What the exercise asks ▸
Reproduce the text on gender roles word for word, everything from "Diane Ehrensaft, an" down to "throw it away.".
##### Text excerpt

    Diane Ehrensaft, an expert on raising gender nonconforming children, once wrote:

    “Gender creative children are blessed with the ability to hold on to the concept — that we all had one time in our lives — that we were free to be anything we wanted – boy, girl, maybe both.”

    With that drawing, it felt like our son was losing his grip on the concept that he is free to be anything he wants to be.  Was he losing his grip?  Or, was he tightening his grip on the concept and exercising control over when it could be on display and when it couldn’t?

    C.J. didn’t want to hang his Kinderbuddy drawing on the fridge or his bedroom door for all to see like he usually wants to do with his art.  He wanted to throw it away.

    “Why?” I asked.

    “Cause that’s not really me,” he said as he sat in the sun at our dining room table, drawing himself with a side ponytail, purple shirt with a pink heart on it and an orange skirt.

  4. link
    Jul 31, 2012 4:50 pm

    His, hers, hens: Swedes' gender-neutral push gains ground


    Sweden’s bid to ensure equality between the sexes has reached another milestone with the gender-neutral “hen” being included in the online version of the country’s National Encyclopedia.

    The pronoun was officially added to the encyclopedia this month as an alternative to the gendered pronouns “han” and “hon” (he and she), according to Slate magazine.

    The word, pronounced like the bird in English, is defined as a “proposed gender-neutral personal pronoun instead of he [han in Swedish] and she [hon]”.

    It comes as debate continues to rage in the Nordic country where activists are campaigning to obliterate gender roles.

    Breaking down gender roles is a core mission in the national curriculum for preschools, underpinned by the theory that society gives boys an unfair edge.

    Many preschools have hired “gender pedagogues” to help staff identify language and behaviour that risk reinforcing stereotypes, while at the taxpayer-funded Egalia preschool in Stockholm, staff avoid using words such as “him” or “her” and address the 33 children as “friends” rather than girls and boys.

    This month a Swedish toy catalogue published pictures of a pram-pushing Spiderman, a girl riding a toy racing car and another boy standing in front of a toy stove cooking a make-believe meal.

    Kaj Wiberg, the CEO of Leklust, the company behind the catalogue, told the Swedish newspaper Metro that it was time to move forward.

    “Gender roles are an outdated thing,” he said.

    “I’m 71 years old, and those of us who have worked in this industry for a while know that boys play with doll houses. We know that boys can play with Barbie dolls.”
##########
##### Dataset entries
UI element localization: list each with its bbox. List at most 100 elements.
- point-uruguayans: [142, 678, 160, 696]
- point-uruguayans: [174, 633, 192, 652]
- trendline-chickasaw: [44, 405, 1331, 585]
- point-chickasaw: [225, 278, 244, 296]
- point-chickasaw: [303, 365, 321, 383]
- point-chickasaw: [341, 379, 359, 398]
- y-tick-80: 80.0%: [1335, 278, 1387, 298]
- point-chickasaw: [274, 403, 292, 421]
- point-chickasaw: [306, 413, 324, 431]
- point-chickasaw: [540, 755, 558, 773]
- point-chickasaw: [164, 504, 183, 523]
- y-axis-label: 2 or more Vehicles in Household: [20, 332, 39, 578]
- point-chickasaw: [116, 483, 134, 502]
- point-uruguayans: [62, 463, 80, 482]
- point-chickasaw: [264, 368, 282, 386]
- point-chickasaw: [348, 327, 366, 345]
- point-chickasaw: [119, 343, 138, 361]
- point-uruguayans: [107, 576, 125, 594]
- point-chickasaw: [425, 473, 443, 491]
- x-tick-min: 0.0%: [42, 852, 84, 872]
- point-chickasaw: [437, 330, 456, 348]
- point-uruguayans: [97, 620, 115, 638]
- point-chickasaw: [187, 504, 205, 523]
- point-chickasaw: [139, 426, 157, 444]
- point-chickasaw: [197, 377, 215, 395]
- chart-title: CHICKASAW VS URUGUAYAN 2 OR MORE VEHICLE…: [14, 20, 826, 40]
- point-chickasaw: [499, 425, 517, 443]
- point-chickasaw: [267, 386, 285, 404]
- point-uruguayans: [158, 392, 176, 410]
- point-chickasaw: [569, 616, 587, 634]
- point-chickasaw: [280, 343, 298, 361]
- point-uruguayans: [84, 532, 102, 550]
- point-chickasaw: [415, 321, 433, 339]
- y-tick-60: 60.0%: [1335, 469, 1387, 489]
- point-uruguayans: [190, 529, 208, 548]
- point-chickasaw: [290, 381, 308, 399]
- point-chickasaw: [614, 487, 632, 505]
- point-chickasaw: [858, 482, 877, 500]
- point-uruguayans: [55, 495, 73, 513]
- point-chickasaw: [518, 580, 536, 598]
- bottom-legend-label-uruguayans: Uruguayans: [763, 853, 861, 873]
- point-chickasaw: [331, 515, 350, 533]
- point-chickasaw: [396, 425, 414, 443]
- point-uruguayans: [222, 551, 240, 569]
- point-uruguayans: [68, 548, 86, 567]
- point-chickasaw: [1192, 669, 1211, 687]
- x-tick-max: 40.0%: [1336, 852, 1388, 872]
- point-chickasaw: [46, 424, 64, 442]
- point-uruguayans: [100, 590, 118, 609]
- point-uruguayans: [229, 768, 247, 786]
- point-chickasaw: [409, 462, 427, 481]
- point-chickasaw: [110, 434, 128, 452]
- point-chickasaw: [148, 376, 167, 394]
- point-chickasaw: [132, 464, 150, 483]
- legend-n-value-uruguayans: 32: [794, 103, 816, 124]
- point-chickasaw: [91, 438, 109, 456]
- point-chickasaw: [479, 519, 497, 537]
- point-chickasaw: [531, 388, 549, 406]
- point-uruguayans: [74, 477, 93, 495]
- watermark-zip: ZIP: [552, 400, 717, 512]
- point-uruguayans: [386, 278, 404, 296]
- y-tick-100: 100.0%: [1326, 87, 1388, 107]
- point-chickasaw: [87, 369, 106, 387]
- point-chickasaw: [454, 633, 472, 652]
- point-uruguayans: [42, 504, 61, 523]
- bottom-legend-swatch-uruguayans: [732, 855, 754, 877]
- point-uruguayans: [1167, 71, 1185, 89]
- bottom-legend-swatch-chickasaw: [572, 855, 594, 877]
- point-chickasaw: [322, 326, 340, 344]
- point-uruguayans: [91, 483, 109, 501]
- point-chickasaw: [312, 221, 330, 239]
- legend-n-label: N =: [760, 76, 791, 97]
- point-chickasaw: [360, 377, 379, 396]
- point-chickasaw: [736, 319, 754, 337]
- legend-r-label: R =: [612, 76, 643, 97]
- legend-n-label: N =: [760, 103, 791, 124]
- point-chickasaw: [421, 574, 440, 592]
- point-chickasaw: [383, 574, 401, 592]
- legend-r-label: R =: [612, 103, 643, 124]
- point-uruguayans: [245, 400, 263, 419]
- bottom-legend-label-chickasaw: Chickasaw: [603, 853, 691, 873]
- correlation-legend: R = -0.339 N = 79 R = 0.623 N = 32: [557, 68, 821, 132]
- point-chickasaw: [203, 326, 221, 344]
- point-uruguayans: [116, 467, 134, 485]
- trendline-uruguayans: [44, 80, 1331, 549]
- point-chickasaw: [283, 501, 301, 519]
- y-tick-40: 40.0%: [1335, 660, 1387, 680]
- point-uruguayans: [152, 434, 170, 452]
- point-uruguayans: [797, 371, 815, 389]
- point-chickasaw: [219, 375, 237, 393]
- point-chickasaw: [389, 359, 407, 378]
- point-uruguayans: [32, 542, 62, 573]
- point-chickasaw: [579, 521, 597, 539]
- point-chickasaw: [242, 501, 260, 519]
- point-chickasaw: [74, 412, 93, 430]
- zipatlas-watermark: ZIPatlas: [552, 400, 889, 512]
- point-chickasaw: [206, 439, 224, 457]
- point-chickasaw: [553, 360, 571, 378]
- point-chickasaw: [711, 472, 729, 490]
##########
Result of this exercise ▸
Diane Ehrensaft, an expert on raising gender nonconforming children, once wrote:

    “Gender creative children are blessed with the ability to hold on to the concept — that we all had one time in our lives — that we were free to be anything we wanted – boy, girl, maybe both.”

    With that drawing, it felt like our son was losing his grip on the concept that he is free to be anything he wants to be.  Was he losing his grip?  Or, was he tightening his grip on the concept and exercising control over when it could be on display and when it couldn’t?

    C.J. didn’t want to hang his Kinderbuddy drawing on the fridge or his bedroom door for all to see like he usually wants to do with his art.  He wanted to throw it away.